_Texto dado_
El modus operandi era de una ingenuidad que ahora me enternece. Casi sin excepción la joven Di creía que "hablar las cosas" era la solucion. Ni corta ni perezosa, le planteaba a la otra persona que deberíamos intentar desmenuzar los eventos, encontrar el malentendido, y por fín, entender. Sin embargo, oh fortuna: me he encontrado a lo largo de mi vida gente que defiende el "es mejor no hablar" y ante una confrontación, un punto de divergencia, piensan que lo mejor es no tocarlo y seguir como si no hubiera pasado nada. Y te cortan en seco si tú intentas tender puentes. Su estrategia puede funcionar a veces, pues el tiempo lima tantas asperezas, pero puestos a derrochar metáforas, también existe la de la herida que cierra en falso... Personalmente, ya sólo me meto a "hablar las cosas" con la gente que me importa. Esta nueva actitud debe venir con la mochila de los años, pero en mi cabeza me sigue gustando más la Di que lo luchaba casi todo, que creía que todo el mundo tenía una parte que merece la pena.

_Tarea propuesta_
Repite íntegro y sin cambios el texto de arriba sobre la costumbre de «hablar las cosas».

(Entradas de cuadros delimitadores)

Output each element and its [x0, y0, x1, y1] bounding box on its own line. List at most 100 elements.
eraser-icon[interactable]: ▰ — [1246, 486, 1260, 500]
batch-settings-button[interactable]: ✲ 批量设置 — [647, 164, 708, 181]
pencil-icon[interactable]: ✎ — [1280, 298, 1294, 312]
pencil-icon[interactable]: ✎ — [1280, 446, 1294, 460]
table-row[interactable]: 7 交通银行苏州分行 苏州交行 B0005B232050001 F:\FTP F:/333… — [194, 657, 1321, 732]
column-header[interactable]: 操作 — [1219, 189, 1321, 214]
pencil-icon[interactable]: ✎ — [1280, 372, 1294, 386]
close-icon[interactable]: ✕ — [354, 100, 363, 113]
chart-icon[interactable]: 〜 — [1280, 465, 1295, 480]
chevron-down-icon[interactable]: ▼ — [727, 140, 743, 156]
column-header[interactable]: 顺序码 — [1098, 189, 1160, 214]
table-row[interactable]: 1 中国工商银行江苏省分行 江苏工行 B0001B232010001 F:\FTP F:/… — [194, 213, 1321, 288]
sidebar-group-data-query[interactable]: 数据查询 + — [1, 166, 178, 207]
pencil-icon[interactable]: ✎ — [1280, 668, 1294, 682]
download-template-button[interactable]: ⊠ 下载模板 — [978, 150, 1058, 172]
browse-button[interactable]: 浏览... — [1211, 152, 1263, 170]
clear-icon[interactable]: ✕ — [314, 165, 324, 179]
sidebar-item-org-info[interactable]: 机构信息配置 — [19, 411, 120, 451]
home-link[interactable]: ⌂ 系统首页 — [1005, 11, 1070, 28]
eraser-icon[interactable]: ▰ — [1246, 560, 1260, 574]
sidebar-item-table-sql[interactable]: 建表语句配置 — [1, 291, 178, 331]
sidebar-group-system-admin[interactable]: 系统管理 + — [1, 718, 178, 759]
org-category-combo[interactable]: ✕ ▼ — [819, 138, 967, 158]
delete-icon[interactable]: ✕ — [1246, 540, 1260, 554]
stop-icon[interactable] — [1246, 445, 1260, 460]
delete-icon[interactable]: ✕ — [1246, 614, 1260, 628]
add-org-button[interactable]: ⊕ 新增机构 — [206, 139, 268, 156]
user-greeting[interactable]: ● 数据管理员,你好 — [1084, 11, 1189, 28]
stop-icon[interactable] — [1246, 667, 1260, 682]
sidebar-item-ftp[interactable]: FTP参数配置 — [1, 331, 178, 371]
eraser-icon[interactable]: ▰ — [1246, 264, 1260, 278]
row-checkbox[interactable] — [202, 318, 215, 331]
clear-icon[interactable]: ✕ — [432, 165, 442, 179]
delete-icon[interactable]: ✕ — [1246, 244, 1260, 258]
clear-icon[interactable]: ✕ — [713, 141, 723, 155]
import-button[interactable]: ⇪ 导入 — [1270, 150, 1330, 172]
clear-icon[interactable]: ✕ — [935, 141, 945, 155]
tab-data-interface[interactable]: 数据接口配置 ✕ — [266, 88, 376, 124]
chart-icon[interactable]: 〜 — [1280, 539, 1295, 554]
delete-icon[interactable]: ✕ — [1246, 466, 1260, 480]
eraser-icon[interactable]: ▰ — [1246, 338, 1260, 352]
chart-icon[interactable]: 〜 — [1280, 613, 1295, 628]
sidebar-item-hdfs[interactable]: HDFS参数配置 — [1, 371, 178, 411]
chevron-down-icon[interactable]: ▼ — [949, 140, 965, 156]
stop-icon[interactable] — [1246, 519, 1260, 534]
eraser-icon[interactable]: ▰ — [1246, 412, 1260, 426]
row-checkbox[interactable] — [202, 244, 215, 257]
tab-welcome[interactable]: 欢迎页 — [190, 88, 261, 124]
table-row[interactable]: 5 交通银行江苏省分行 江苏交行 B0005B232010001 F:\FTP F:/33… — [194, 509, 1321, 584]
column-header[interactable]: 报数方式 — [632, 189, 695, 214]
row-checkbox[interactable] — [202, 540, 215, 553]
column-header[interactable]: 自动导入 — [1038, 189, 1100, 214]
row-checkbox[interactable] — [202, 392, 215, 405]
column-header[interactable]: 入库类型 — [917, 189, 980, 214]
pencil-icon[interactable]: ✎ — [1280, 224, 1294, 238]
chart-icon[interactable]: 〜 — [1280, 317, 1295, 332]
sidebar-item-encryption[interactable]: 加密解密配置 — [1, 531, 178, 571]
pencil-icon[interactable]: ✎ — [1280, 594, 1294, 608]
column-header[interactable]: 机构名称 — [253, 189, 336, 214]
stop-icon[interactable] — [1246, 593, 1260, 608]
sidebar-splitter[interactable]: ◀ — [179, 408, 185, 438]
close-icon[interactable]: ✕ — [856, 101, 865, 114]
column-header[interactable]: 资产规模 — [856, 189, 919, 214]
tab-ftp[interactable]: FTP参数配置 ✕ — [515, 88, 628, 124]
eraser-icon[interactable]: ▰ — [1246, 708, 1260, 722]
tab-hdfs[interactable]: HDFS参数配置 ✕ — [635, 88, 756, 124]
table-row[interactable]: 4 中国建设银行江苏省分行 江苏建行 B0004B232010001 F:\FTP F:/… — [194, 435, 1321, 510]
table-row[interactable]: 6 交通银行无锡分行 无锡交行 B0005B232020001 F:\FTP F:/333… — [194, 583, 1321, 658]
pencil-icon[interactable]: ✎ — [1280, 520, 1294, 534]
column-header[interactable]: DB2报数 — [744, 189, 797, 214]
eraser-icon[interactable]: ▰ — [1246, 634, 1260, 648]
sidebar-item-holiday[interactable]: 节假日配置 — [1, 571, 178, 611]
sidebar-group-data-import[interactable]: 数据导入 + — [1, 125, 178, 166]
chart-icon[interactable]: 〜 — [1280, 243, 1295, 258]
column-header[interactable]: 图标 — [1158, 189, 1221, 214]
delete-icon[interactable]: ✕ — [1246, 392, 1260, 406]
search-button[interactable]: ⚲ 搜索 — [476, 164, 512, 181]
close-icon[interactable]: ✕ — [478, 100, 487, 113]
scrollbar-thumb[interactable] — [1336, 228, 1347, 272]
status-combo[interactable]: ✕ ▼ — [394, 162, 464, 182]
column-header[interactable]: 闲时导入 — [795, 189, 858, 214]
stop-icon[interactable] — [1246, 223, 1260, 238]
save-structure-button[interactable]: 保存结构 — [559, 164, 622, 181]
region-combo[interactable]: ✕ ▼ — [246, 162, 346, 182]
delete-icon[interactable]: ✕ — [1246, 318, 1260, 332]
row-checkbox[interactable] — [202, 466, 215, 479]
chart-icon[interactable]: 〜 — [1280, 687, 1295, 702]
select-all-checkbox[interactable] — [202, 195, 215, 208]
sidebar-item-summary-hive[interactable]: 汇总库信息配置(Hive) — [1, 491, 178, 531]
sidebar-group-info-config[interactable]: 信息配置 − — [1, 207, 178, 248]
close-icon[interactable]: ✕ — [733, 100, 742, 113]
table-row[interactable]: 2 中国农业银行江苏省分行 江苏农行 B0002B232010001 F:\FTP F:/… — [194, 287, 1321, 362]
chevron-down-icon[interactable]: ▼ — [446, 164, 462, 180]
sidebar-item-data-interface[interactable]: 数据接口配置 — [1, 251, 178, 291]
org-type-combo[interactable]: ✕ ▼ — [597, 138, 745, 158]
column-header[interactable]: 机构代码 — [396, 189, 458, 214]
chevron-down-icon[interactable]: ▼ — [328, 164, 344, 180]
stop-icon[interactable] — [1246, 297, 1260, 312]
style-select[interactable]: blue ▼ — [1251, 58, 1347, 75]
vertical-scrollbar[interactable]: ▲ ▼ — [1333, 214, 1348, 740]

_Respuesta_
El modus operandi era de una ingenuidad que ahora me enternece. Casi sin excepción la joven Di creía que "hablar las cosas" era la solucion. Ni corta ni perezosa, le planteaba a la otra persona que deberíamos intentar desmenuzar los eventos, encontrar el malentendido, y por fín, entender. Sin embargo, oh fortuna: me he encontrado a lo largo de mi vida gente que defiende el "es mejor no hablar" y ante una confrontación, un punto de divergencia, piensan que lo mejor es no tocarlo y seguir como si no hubiera pasado nada. Y te cortan en seco si tú intentas tender puentes. Su estrategia puede funcionar a veces, pues el tiempo lima tantas asperezas, pero puestos a derrochar metáforas, también existe la de la herida que cierra en falso... Personalmente, ya sólo me meto a "hablar las cosas" con la gente que me importa. Esta nueva actitud debe venir con la mochila de los años, pero en mi cabeza me sigue gustando más la Di que lo luchaba casi todo, que creía que todo el mundo tenía una parte que merece la pena.